[Rows start]

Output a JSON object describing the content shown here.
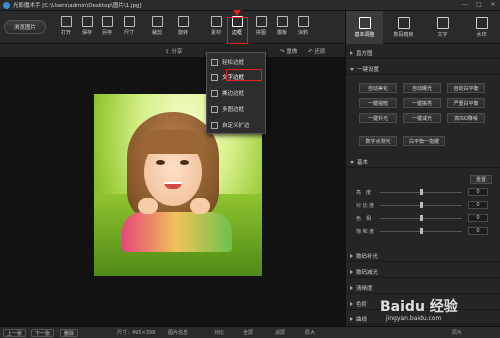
{
  "window": {
    "title": "光影魔术手 [C:\\Users\\admin\\Desktop\\图片\\1.jpg]",
    "controls": [
      "—",
      "□",
      "✕"
    ]
  },
  "toolbar": {
    "browse_label": "浏览图片",
    "tools": [
      {
        "label": "打开",
        "icon": "folder-icon"
      },
      {
        "label": "保存",
        "icon": "save-icon"
      },
      {
        "label": "另存",
        "icon": "save-as-icon"
      },
      {
        "label": "尺寸",
        "icon": "resize-icon"
      },
      {
        "label": "裁剪",
        "icon": "crop-icon"
      },
      {
        "label": "旋转",
        "icon": "rotate-icon"
      },
      {
        "label": "素材",
        "icon": "material-icon"
      },
      {
        "label": "边框",
        "icon": "border-icon"
      },
      {
        "label": "拼图",
        "icon": "collage-icon"
      },
      {
        "label": "模板",
        "icon": "template-icon"
      },
      {
        "label": "涂鸦",
        "icon": "doodle-icon"
      }
    ]
  },
  "subbar": {
    "share": "分享",
    "redo": "重做",
    "undo": "还原"
  },
  "border_menu": {
    "items": [
      "轻松边框",
      "文字边框",
      "撕边边框",
      "多图边框",
      "自定义扩边"
    ],
    "selected_index": 1
  },
  "status": {
    "prev": "上一张",
    "next": "下一张",
    "delete": "删除",
    "size_text": "尺寸：495×398",
    "info": "图片信息",
    "compare": "对比",
    "fullscreen": "全屏",
    "fit": "适屏",
    "original": "原大",
    "other": "原片"
  },
  "right_panel": {
    "tabs": [
      {
        "label": "基本调整",
        "active": true
      },
      {
        "label": "数码暗房",
        "active": false
      },
      {
        "label": "文字",
        "active": false
      },
      {
        "label": "水印",
        "active": false
      }
    ],
    "sections": {
      "histogram": "直方图",
      "one_click": "一键设置",
      "basic": "基本",
      "fill_light": "数码补光",
      "reduce_light": "数码减光",
      "clarity": "清晰度",
      "levels": "色阶",
      "curves": "曲线"
    },
    "quick_buttons": [
      [
        "自动美化",
        "自动曝光",
        "自动白平衡"
      ],
      [
        "一键褪暗",
        "一键挑亮",
        "严重白平衡"
      ],
      [
        "一键补光",
        "一键减光",
        "高ISO降噪"
      ],
      [
        "数字点测光",
        "白平衡一指键"
      ]
    ],
    "reset_label": "重置",
    "sliders": [
      {
        "label": "亮　度",
        "value": "0",
        "level": 0.5
      },
      {
        "label": "对 比 度",
        "value": "0",
        "level": 0.5
      },
      {
        "label": "色　相",
        "value": "0",
        "level": 0.5
      },
      {
        "label": "饱 和 度",
        "value": "0",
        "level": 0.5
      }
    ]
  },
  "watermark": {
    "logo": "Baidu 经验",
    "url": "jingyan.baidu.com"
  },
  "colors": {
    "highlight": "#e02020",
    "background": "#1f1f1f",
    "panel": "#252525"
  }
}
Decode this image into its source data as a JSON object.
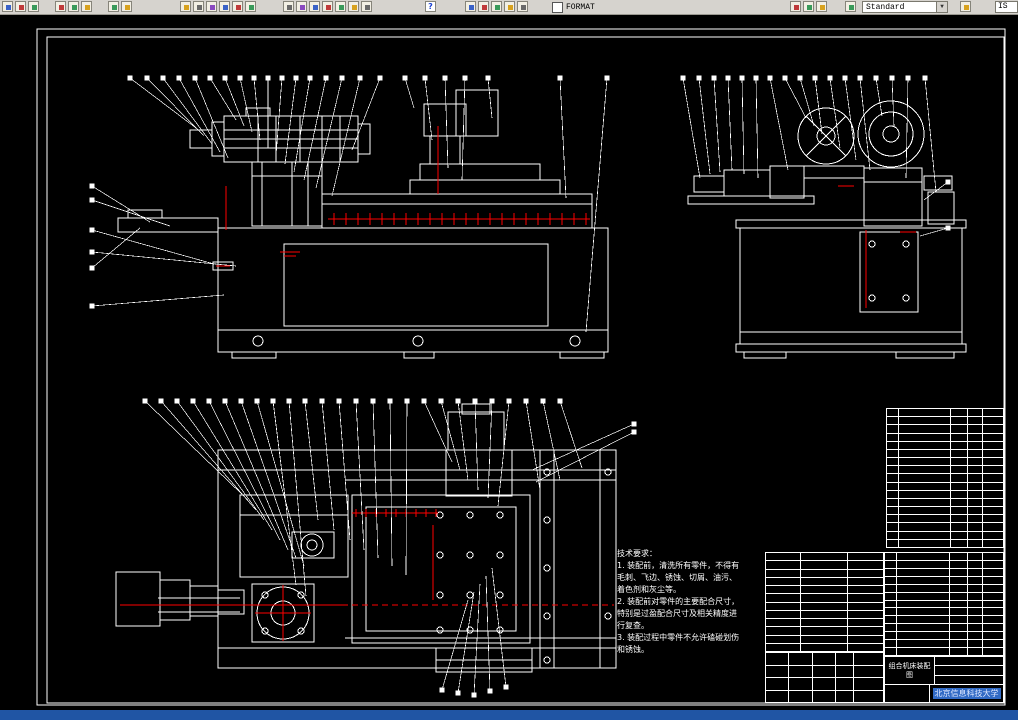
{
  "toolbar": {
    "groups": [
      {
        "icons": [
          "new-file",
          "open-file",
          "save"
        ]
      },
      {
        "icons": [
          "plot",
          "print-preview",
          "publish"
        ]
      },
      {
        "icons": [
          "undo",
          "redo"
        ]
      },
      {
        "icons": [
          "pan",
          "zoom-realtime",
          "zoom-window",
          "zoom-dynamic",
          "zoom-scale",
          "zoom-previous"
        ]
      },
      {
        "icons": [
          "cut",
          "copy",
          "paste",
          "match-properties",
          "properties",
          "design-center",
          "tool-palettes"
        ]
      },
      {
        "icons": [
          "help"
        ]
      },
      {
        "icons": [
          "layer-properties",
          "layer-states",
          "layer-current",
          "layer-previous",
          "linetype"
        ]
      },
      {
        "icons": [
          "object-color",
          "linetype-control",
          "lineweight-control"
        ]
      },
      {
        "icons": [
          "text-style"
        ]
      },
      {
        "icons": [
          "dim-style"
        ]
      }
    ],
    "format_label": "FORMAT",
    "style_value": "Standard",
    "dim_style_partial": "IS"
  },
  "drawing": {
    "line_color": "#ffffff",
    "dimension_color": "#ff0000",
    "background": "#000000"
  },
  "tech_requirements": {
    "title": "技术要求：",
    "items": [
      "1. 装配前，清洗所有零件，不得有",
      "毛刺、飞边、锈蚀、切屑、油污、",
      "着色剂和灰尘等。",
      "2. 装配前对零件的主要配合尺寸，",
      "特别是过盈配合尺寸及相关精度进",
      "行复查。",
      "3. 装配过程中零件不允许磕碰划伤",
      "和锈蚀。"
    ]
  },
  "title_block": {
    "drawing_title": "组合机床装配图",
    "organization": "北京信息科技大学"
  }
}
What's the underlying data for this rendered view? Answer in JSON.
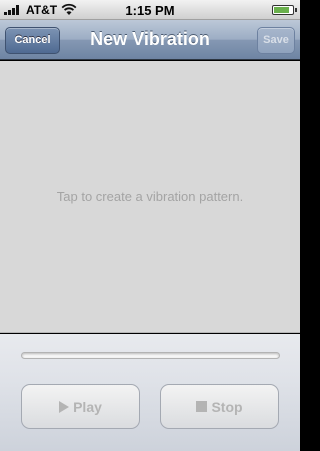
{
  "status_bar": {
    "carrier": "AT&T",
    "time": "1:15 PM",
    "signal_bars": 4,
    "battery_level": 0.85,
    "battery_color": "#6ab04c"
  },
  "nav": {
    "title": "New Vibration",
    "cancel_label": "Cancel",
    "save_label": "Save",
    "save_enabled": false
  },
  "canvas": {
    "hint": "Tap to create a vibration pattern."
  },
  "playback": {
    "progress": 0,
    "play_label": "Play",
    "stop_label": "Stop",
    "play_enabled": false,
    "stop_enabled": false,
    "accent": "#4a78c7"
  }
}
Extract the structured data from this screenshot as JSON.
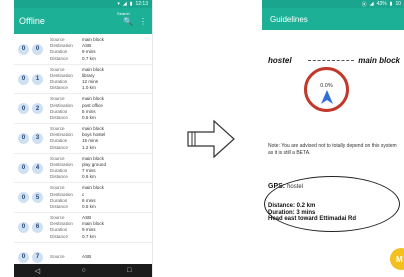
{
  "left": {
    "status": {
      "time": "12:13"
    },
    "appbar": {
      "title": "Offline",
      "hint": "Search",
      "search_glyph": "🔍",
      "menu_glyph": "⋮"
    },
    "rows": [
      {
        "bus": "0",
        "idx": "0",
        "source": "main block",
        "destination": "ASB",
        "duration": "9 mins",
        "distance": "0.7 km"
      },
      {
        "bus": "0",
        "idx": "1",
        "source": "main block",
        "destination": "library",
        "duration": "12 mins",
        "distance": "1.0 km"
      },
      {
        "bus": "0",
        "idx": "2",
        "source": "main block",
        "destination": "post office",
        "duration": "5 mins",
        "distance": "0.5 km"
      },
      {
        "bus": "0",
        "idx": "3",
        "source": "main block",
        "destination": "boys hostel",
        "duration": "15 mins",
        "distance": "1.2 km"
      },
      {
        "bus": "0",
        "idx": "4",
        "source": "main block",
        "destination": "play ground",
        "duration": "7 mins",
        "distance": "0.6 km"
      },
      {
        "bus": "0",
        "idx": "5",
        "source": "main block",
        "destination": "c",
        "duration": "6 mins",
        "distance": "0.5 km"
      },
      {
        "bus": "0",
        "idx": "6",
        "source": "ASB",
        "destination": "main block",
        "duration": "9 mins",
        "distance": "0.7 km"
      },
      {
        "bus": "0",
        "idx": "7",
        "source": "ASB",
        "destination": "",
        "duration": "",
        "distance": ""
      }
    ],
    "labels": {
      "source": "Source",
      "destination": "Destination",
      "duration": "Duration",
      "distance": "Distance"
    },
    "nav": {
      "back": "◁",
      "home": "○",
      "recent": "□"
    }
  },
  "right": {
    "status": {
      "battery": "43%",
      "time": "10"
    },
    "appbar": {
      "title": "Guidelines"
    },
    "from": "hostel",
    "to": "main block",
    "progress": "0.0%",
    "note": "Note: You are advised not to totally depend on this system as it is still a BETA.",
    "gps_label": "GPS:",
    "gps_value": "hostel",
    "distance": "Distance:  0.2 km",
    "duration": "Duration:  3 mins",
    "instruction": "Head east toward Ettimadai Rd",
    "fab_glyph": "M"
  },
  "colors": {
    "primary": "#1cb197",
    "accent": "#f4c020",
    "compass_ring": "#c0392b",
    "arrow": "#2f6fd6"
  }
}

[Rows end]

## The exercise
Copy down every line of the entries containing the word "data".

## Solved exercise
Decode this image into its source data as a JSON object.
What's the underlying data for this rendered view? Answer in JSON.
Extract the structured data from this screenshot as JSON.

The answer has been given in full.